» **Task to carry out**
For the listing below, give the number of lines in which "maxInsertUsecs" occurs. Add nothing.

» **Records excerpted from a collection**
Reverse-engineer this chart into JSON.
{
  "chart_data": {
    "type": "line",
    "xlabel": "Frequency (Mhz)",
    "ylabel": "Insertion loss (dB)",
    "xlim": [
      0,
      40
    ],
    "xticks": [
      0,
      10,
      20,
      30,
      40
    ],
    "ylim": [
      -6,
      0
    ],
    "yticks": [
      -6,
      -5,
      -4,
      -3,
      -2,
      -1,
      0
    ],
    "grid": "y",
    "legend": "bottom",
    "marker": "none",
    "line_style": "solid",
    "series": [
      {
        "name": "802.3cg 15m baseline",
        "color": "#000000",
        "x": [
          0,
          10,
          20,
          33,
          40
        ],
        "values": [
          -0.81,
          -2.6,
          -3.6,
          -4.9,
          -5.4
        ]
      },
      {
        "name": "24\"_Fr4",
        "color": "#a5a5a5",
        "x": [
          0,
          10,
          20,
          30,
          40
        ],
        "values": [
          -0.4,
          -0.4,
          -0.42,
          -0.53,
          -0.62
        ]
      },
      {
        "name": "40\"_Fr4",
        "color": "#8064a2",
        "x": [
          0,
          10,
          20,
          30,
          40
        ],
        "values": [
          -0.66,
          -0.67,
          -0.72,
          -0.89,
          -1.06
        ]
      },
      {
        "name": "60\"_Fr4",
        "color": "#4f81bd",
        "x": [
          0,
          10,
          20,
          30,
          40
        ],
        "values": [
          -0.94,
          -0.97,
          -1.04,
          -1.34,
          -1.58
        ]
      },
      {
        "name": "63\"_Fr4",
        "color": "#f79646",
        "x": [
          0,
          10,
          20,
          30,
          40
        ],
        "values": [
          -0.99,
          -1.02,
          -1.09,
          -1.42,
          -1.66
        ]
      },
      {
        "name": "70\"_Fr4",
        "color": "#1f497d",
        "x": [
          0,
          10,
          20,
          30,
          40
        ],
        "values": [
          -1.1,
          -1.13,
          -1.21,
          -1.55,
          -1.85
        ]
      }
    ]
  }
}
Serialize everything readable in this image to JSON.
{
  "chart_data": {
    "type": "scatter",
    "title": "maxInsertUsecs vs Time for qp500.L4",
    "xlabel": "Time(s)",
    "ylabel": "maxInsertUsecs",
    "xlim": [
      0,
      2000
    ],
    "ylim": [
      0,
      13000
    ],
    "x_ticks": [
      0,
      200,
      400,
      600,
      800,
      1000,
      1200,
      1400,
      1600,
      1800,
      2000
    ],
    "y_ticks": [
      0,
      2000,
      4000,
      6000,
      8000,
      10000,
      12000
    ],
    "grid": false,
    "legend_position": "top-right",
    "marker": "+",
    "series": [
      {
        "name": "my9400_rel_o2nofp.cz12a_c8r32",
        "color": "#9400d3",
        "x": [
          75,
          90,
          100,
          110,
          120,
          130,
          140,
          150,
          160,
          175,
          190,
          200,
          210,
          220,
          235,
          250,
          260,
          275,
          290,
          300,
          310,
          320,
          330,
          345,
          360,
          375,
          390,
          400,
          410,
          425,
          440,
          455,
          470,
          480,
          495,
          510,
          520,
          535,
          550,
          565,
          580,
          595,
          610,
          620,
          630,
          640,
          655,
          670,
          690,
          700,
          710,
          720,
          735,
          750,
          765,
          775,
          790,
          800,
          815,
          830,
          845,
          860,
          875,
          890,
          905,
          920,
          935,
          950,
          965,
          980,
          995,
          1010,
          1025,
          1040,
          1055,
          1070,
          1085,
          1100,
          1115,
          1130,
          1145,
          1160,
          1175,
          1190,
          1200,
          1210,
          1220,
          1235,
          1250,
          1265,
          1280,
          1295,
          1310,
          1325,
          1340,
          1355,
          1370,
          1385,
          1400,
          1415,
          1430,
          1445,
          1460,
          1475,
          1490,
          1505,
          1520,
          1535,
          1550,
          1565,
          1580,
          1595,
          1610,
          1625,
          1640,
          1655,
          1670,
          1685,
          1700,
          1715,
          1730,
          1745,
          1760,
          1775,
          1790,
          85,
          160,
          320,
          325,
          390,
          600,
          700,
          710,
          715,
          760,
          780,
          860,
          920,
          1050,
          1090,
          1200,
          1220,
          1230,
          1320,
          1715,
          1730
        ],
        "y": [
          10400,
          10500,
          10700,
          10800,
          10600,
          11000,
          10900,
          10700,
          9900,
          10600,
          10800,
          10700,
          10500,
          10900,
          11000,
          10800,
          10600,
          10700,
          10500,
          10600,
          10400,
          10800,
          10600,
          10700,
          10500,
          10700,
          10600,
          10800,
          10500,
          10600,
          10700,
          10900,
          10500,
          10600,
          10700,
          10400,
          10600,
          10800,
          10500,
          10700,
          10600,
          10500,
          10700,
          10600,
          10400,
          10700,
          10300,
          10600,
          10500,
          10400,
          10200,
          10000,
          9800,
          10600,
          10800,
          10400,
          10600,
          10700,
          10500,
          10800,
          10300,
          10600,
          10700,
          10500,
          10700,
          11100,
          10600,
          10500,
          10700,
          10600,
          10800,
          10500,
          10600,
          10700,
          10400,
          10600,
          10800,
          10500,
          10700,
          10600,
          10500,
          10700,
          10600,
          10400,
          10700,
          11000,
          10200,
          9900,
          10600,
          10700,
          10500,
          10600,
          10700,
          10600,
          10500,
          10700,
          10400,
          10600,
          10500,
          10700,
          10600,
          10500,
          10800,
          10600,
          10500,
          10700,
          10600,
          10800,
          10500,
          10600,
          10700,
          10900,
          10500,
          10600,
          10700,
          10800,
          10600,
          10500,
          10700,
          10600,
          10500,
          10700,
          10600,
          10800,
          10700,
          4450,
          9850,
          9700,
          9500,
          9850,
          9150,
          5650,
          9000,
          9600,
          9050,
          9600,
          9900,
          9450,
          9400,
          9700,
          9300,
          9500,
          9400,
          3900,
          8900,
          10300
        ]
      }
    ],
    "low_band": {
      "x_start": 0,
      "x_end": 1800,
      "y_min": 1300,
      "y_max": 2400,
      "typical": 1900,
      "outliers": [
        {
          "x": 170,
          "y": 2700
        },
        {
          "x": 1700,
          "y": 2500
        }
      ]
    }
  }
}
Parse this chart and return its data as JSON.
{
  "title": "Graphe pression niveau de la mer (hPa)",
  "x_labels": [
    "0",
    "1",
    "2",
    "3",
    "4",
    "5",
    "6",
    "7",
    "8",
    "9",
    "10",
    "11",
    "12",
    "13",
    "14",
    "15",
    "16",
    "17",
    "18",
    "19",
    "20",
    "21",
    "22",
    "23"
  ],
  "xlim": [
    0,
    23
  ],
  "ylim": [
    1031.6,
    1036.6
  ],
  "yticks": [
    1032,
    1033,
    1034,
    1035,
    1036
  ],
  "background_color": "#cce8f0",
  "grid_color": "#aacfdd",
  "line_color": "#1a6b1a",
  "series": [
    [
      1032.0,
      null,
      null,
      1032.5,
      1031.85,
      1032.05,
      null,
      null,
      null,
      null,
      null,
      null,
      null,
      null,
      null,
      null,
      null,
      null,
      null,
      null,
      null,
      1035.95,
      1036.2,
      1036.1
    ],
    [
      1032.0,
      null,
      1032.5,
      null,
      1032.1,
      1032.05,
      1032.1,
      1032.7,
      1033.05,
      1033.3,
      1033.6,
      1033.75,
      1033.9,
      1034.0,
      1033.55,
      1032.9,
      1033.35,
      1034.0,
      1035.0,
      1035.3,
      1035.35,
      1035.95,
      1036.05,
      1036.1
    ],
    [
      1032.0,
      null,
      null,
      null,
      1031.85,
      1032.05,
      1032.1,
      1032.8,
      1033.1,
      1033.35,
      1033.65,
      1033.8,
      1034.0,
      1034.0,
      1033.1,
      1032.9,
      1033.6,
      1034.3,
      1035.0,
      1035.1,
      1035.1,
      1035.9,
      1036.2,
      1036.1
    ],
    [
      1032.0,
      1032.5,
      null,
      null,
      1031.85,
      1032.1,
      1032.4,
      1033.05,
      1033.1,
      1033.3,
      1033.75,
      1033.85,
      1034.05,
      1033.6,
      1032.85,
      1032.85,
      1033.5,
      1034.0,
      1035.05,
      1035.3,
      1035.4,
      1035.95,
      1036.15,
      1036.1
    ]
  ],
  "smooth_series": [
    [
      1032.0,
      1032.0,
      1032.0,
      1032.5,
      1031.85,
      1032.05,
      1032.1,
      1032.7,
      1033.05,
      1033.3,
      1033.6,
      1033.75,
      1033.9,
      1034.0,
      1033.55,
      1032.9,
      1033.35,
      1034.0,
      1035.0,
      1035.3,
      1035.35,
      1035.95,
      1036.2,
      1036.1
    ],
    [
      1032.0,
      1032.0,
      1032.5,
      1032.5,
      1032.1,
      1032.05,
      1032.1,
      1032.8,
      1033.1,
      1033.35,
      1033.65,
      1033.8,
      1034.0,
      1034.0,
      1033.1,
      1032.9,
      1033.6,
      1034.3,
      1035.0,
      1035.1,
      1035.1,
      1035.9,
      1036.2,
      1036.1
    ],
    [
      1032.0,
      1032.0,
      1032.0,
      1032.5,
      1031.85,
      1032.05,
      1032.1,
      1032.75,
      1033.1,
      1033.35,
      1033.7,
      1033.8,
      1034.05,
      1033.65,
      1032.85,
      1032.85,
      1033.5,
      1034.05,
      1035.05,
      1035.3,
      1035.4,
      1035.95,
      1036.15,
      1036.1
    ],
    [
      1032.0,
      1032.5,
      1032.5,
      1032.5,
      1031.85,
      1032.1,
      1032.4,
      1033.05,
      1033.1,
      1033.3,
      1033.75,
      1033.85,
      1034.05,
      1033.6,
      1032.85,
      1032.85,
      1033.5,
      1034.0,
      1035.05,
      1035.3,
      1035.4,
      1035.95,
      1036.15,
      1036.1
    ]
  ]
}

» **Response below**
2